> THE REQUEST:
Determine how many lines of this material contain "greater". Give only the number.

> RECORD EXCERPTS:
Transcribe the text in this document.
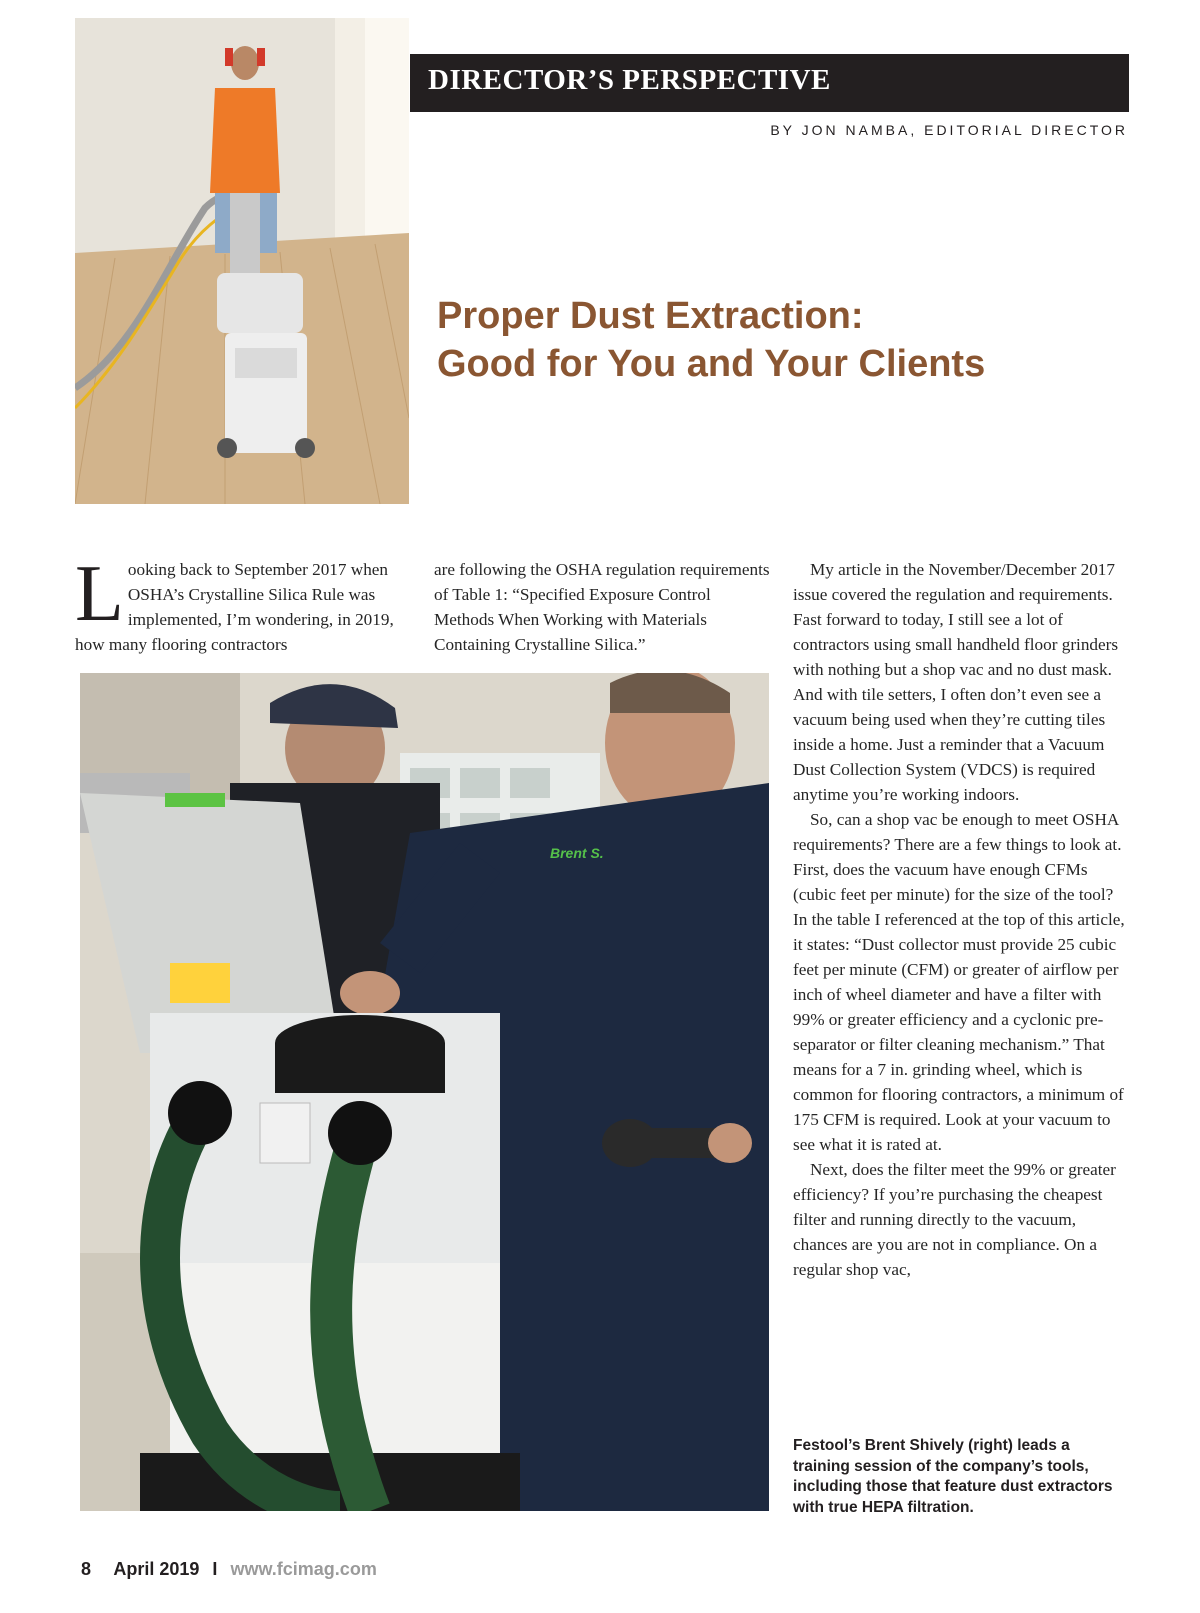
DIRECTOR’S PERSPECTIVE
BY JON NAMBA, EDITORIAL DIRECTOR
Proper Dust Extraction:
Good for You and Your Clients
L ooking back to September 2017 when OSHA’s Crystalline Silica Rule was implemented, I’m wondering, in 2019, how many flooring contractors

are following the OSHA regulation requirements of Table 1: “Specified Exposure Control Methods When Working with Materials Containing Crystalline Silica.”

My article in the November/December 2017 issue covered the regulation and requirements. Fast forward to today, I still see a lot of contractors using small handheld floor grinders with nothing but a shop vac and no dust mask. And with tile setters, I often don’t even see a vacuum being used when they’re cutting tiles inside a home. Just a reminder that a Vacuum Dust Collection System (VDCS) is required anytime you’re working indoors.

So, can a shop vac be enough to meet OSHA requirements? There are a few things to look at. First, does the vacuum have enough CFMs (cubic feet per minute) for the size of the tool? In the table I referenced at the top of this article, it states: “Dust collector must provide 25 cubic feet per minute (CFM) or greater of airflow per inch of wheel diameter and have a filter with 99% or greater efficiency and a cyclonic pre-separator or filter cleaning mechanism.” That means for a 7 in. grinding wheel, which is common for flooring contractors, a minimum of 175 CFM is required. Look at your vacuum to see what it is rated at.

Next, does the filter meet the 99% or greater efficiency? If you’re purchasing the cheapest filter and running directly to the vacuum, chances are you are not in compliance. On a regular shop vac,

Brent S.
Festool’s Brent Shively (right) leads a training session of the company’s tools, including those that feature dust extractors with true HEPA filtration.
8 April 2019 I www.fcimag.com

==

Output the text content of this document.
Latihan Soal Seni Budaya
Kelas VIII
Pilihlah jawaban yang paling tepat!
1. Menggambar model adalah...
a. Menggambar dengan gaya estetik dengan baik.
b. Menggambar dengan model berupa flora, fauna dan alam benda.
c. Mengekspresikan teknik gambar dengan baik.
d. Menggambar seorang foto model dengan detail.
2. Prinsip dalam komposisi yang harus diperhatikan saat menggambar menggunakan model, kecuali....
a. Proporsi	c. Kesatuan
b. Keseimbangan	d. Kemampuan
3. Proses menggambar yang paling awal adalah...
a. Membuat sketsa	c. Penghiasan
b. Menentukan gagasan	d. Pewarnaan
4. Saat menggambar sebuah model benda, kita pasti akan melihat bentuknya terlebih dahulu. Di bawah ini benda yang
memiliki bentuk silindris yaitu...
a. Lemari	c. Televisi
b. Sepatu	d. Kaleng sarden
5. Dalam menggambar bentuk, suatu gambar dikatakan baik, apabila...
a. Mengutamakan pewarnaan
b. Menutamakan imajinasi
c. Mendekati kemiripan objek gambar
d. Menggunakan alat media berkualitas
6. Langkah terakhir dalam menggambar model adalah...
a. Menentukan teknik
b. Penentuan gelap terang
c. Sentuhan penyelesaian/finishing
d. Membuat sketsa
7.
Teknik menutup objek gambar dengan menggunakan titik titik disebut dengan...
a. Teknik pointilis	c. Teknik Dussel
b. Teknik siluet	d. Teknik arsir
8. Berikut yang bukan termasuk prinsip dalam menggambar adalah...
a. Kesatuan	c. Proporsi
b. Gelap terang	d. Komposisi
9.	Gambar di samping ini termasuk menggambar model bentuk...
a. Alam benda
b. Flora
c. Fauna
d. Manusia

> FULL RESPONSE:
2